Extrait sélectionné:
☆ ☆ ☆ ☆ ☆ ☆ ☆
RFI - Article publié le : mercredi 17 octobre 2012 -
Dernière modification le : mercredi 17 octobre 2012
Les
FARC ont renoncé au début de cette année aux enlèvements contre rançon
mais détiendraient toujours une vingtaine de personnes.
REUTERS/Fredy Builes
Les négociations entre le gouvernement colombien et la
guérilla des Forces armées révolutionnaires colombiennes (FARC), pour
tenter de trouver une issue au conflit qui les oppose depuis près d’un
demi-siècle, doivent débuter ce mercredi 17 octobre en Norvège. Les
premiers échanges auront lieu à huis clos et une conférence de presse
sera donnée le jeudi 18 octobre à Oslo. Ce n'est pas la première fois
que de tels pourparlers ont lieu, mais les conditions n'ont jamais été
aussi favorables.
En près de cinquante ans de conflit, c'est la quatrième
tentative de négociations entre le gouvernement colombien et la guérilla
des FARC. Les trois précédentes se sont soldées par des échecs. Mais
cette fois, le contexte est différent. Les discussions ont été mieux
préparées par les deux parties, et le rapport de force sur le terrain a
basculé en faveur de l’armée.
Un nouveau rapport de forces
Lorsqu’il annonce la reprise de négociations avec la guérilla le 4
septembre dernier, le président colombien fixe ses conditions. Juan
Manuel Santos refuse tout cessez-le-feu préalable et déclare ne pas
vouloir « céder un seul millimètre de terrain » à la guérilla. Le chef de l’Etat dit avoir tiré les leçons de l’expérience tentée entre 1998 et 2002.
Durant les pourparlers menés alors par le gouvernement d’Andrés
Pastrana, la démilitarisation d’une vaste zone autour de San Vicente del
Caguán (un territoire de 42 000 km2 dans les départements de Caquetá et
de Meta) avait permis aux FARC de se renforcer de façon considérable.
Au terme de ces quatre années de vaines discussions, la guérilla avait
développé le trafic de drogue et s’était massivement armée.
Si le chef de l'Etat colombien a, cette fois-ci, pu imposer son cadre
de discussions, c'est notamment en raison d'un rapport de forces
favorable sur le terrain. Suite à l’intense effort de guerre fourni sous
la présidence d’Alvaro Uribe (2002-2012), avec le soutien actif des
Etats-Unis, les FARC ont en effet enregistré un important recul
militaire.
☆ ☆ ☆ ☆ ☆ ☆ ☆
Données sources:
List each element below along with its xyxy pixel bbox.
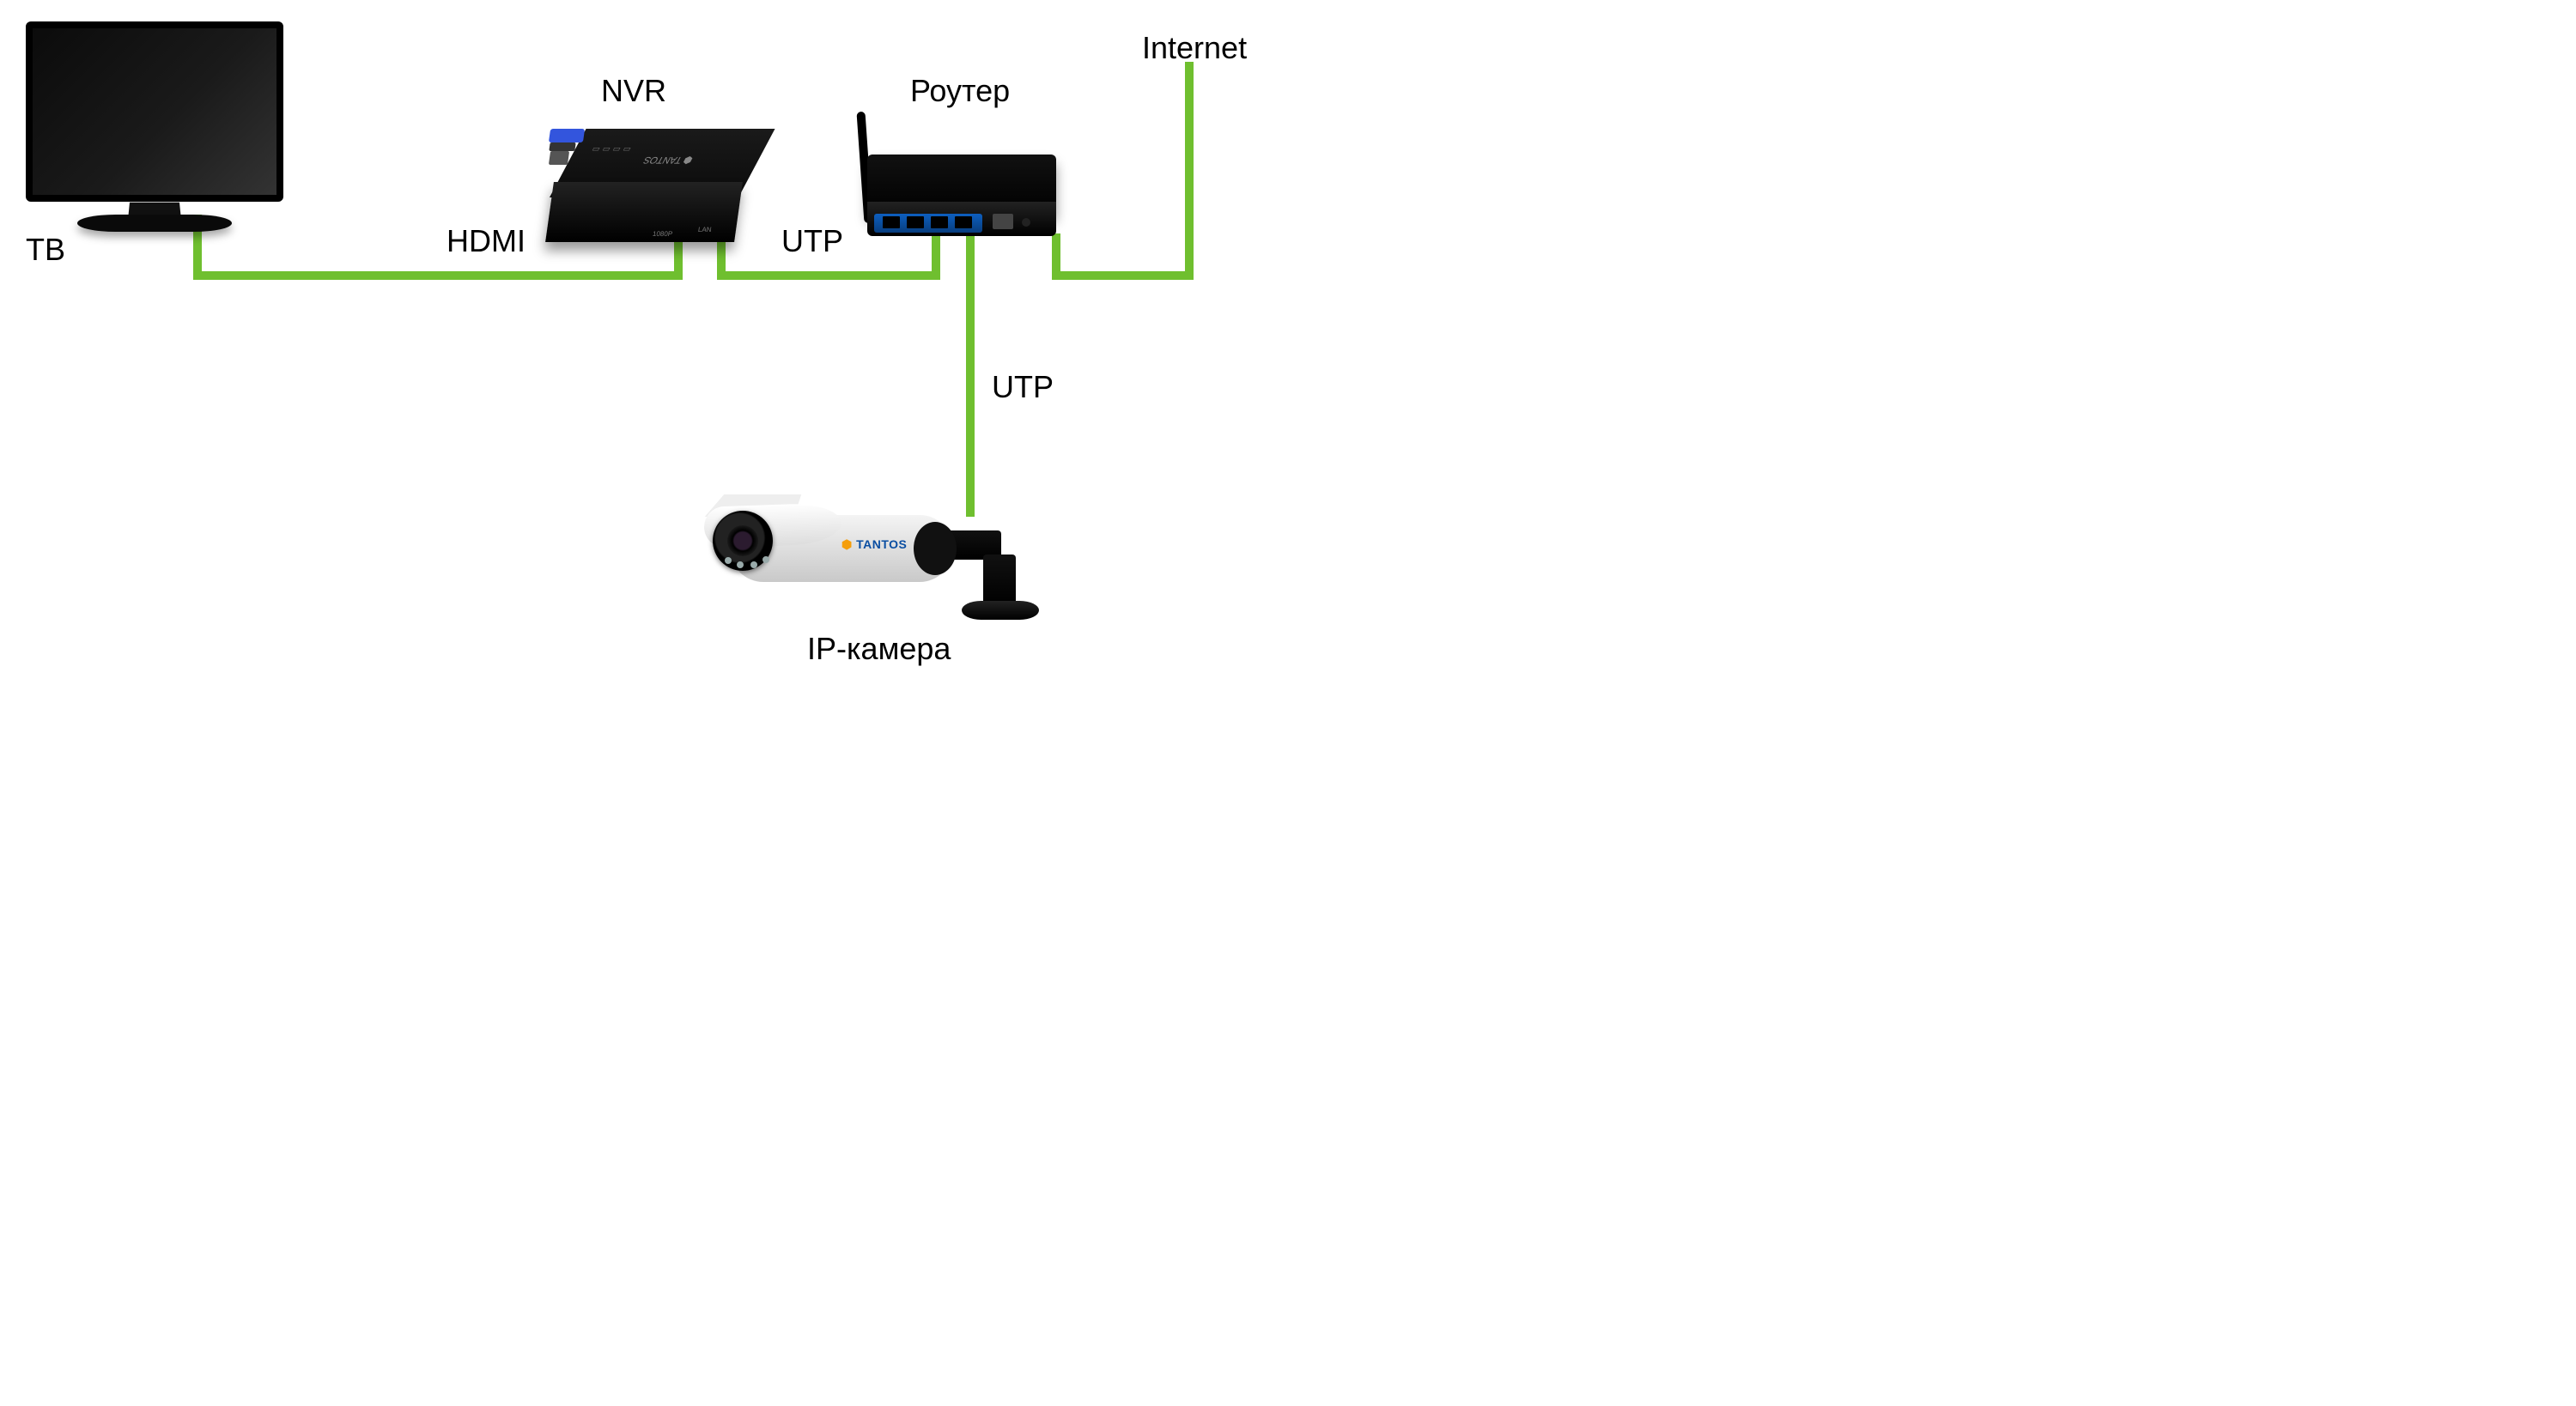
☆ ☆ ☆ ☆ ☆ ☆ ☆
Tâche à réaliser: Recopiez, s'il vous plaît, le passage de l'article sur les pourparlers avec les FARC qui commence à « En près de cinquante » et se termine à « faveur de l’armée. ».

Réponse à la tâche:
En près de cinquante ans de conflit, c'est la quatrième
tentative de négociations entre le gouvernement colombien et la guérilla
des FARC. Les trois précédentes se sont soldées par des échecs. Mais
cette fois, le contexte est différent. Les discussions ont été mieux
préparées par les deux parties, et le rapport de force sur le terrain a
basculé en faveur de l’armée.